WHAT IS BEING ASKED: Only the lines holding the string "title" are needed. Copy each one.

Records contained in a dataset:
....................

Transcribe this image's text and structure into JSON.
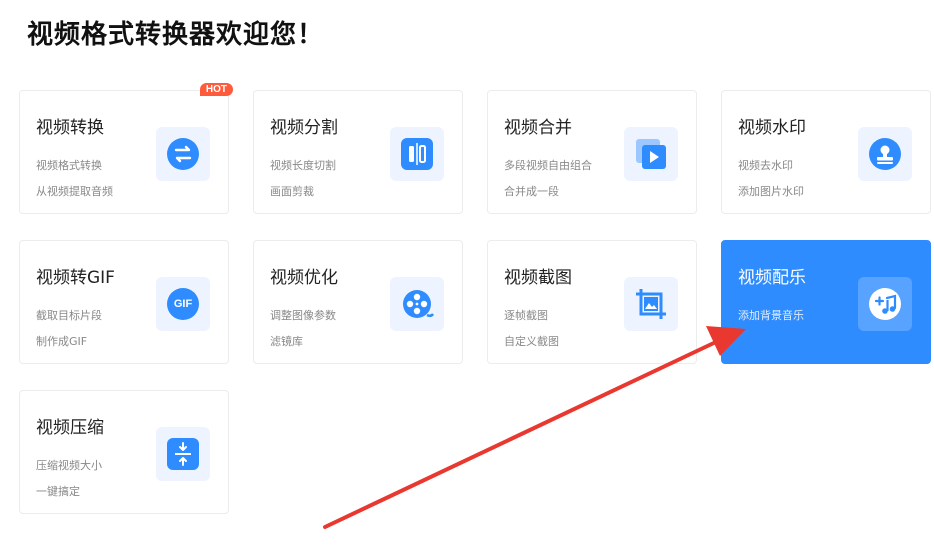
{
  "page": {
    "title": "视频格式转换器欢迎您！"
  },
  "colors": {
    "accent": "#2f8cff",
    "hot": "#ff5a3c",
    "arrow": "#e8382f"
  },
  "cards": [
    {
      "title": "视频转换",
      "line1": "视频格式转换",
      "line2": "从视频提取音频",
      "icon": "convert-icon",
      "badge": "HOT"
    },
    {
      "title": "视频分割",
      "line1": "视频长度切割",
      "line2": "画面剪裁",
      "icon": "split-icon"
    },
    {
      "title": "视频合并",
      "line1": "多段视频自由组合",
      "line2": "合并成一段",
      "icon": "merge-icon"
    },
    {
      "title": "视频水印",
      "line1": "视频去水印",
      "line2": "添加图片水印",
      "icon": "watermark-icon"
    },
    {
      "title": "视频转GIF",
      "line1": "截取目标片段",
      "line2": "制作成GIF",
      "icon": "gif-icon",
      "icon_text": "GIF"
    },
    {
      "title": "视频优化",
      "line1": "调整图像参数",
      "line2": "滤镜库",
      "icon": "optimize-icon"
    },
    {
      "title": "视频截图",
      "line1": "逐帧截图",
      "line2": "自定义截图",
      "icon": "screenshot-icon"
    },
    {
      "title": "视频配乐",
      "line1": "添加背景音乐",
      "line2": "",
      "icon": "music-icon",
      "active": true
    },
    {
      "title": "视频压缩",
      "line1": "压缩视频大小",
      "line2": "一键搞定",
      "icon": "compress-icon"
    }
  ]
}
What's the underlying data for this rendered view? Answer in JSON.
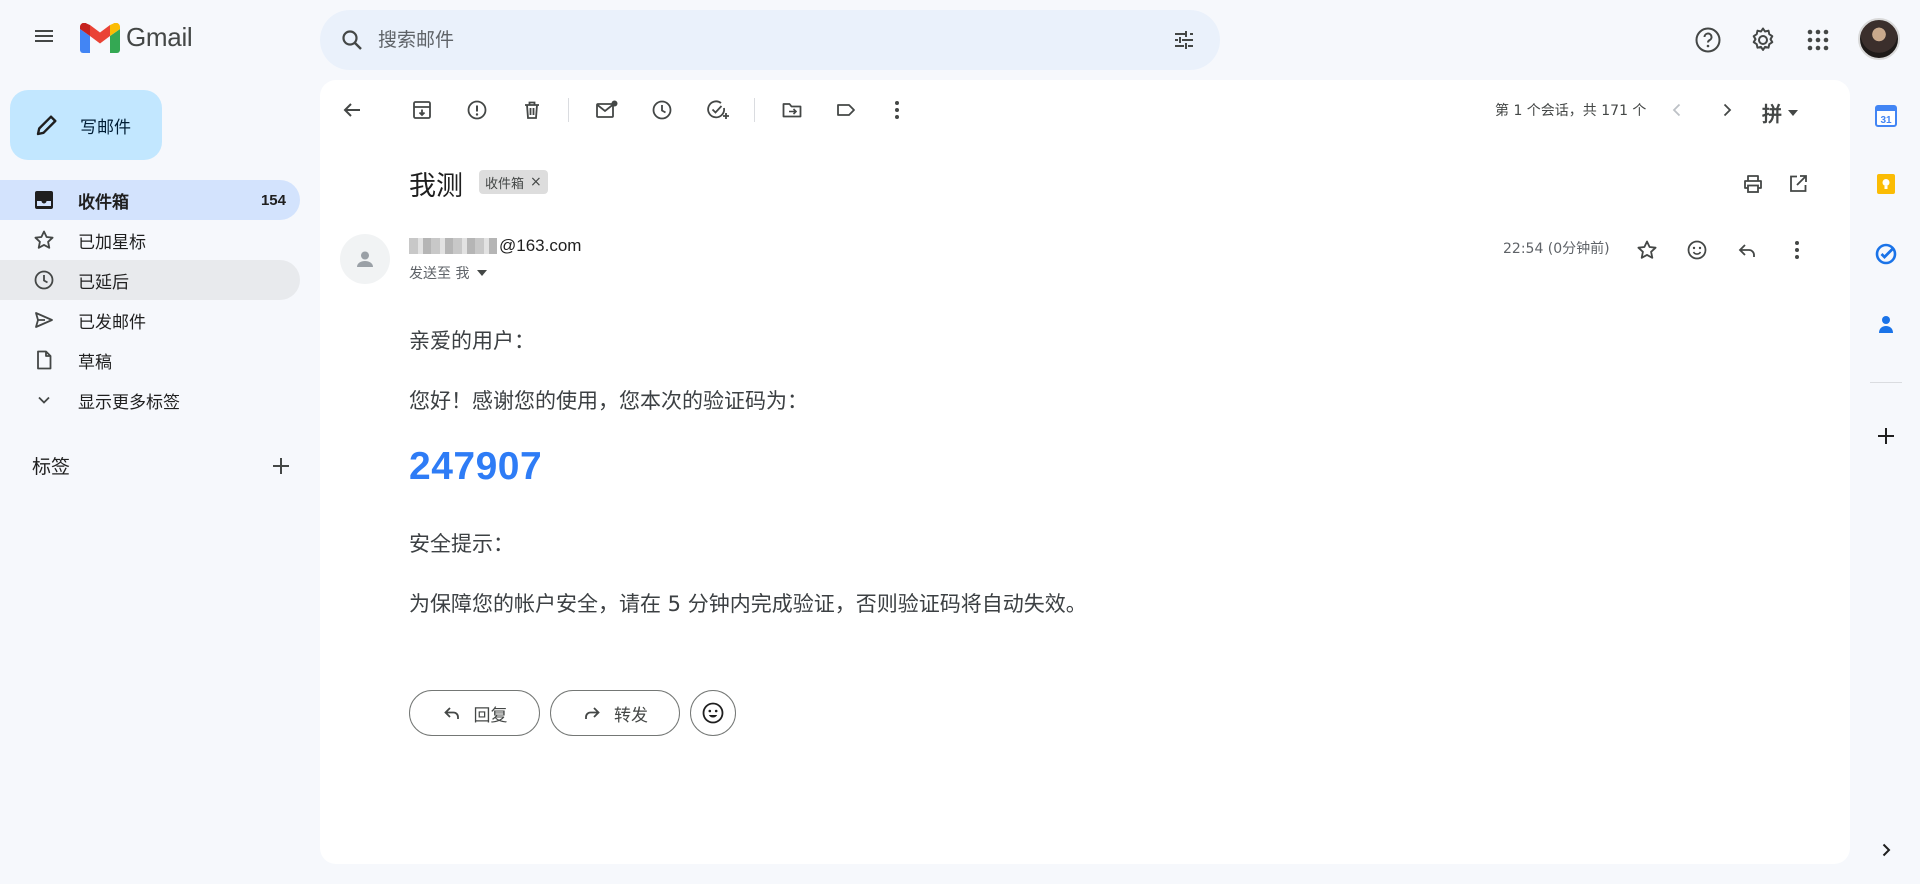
{
  "header": {
    "logo_text": "Gmail",
    "search_placeholder": "搜索邮件"
  },
  "compose": {
    "label": "写邮件"
  },
  "nav": {
    "items": [
      {
        "label": "收件箱",
        "count": "154"
      },
      {
        "label": "已加星标"
      },
      {
        "label": "已延后"
      },
      {
        "label": "已发邮件"
      },
      {
        "label": "草稿"
      },
      {
        "label": "显示更多标签"
      }
    ],
    "labels_heading": "标签"
  },
  "toolbar": {
    "pager_text": "第 1 个会话，共 171 个",
    "input_method": "拼"
  },
  "email": {
    "subject": "我测",
    "chip_label": "收件箱",
    "chip_close": "×",
    "sender_domain": "@163.com",
    "to_label": "发送至 我",
    "time": "22:54 (0分钟前)",
    "greeting": "亲爱的用户：",
    "intro": "您好！感谢您的使用，您本次的验证码为：",
    "code": "247907",
    "security_heading": "安全提示：",
    "security_text": "为保障您的帐户安全，请在 5 分钟内完成验证，否则验证码将自动失效。",
    "reply_label": "回复",
    "forward_label": "转发"
  },
  "colors": {
    "accent_blue": "#2e7cf6",
    "compose_bg": "#c2e7ff",
    "active_nav_bg": "#d3e3fd",
    "page_bg": "#f6f8fc"
  }
}
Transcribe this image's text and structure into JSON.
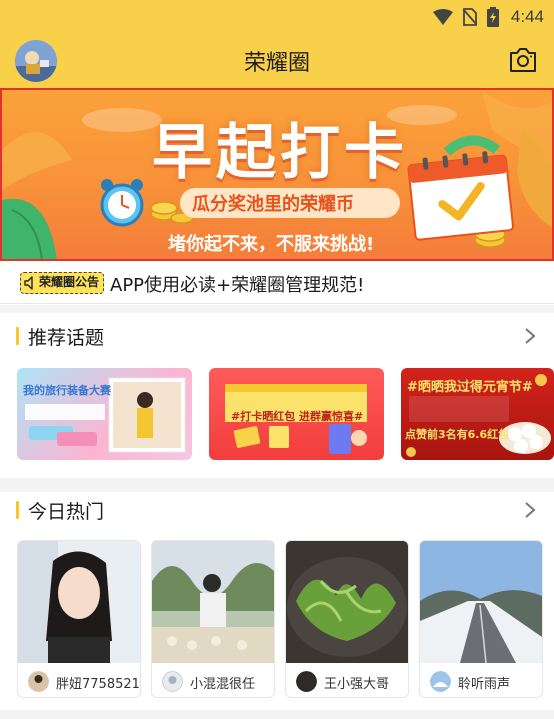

....................

RESPONSE TO THIS EXERCISE:
    "title": "视频格式转换器欢迎您！"
      "title": "视频转换",
      "title": "视频分割",
      "title": "视频合并",
      "title": "视频水印",
      "title": "视频转GIF",
      "title": "视频优化",
      "title": "视频截图",
      "title": "视频配乐",
      "title": "视频压缩",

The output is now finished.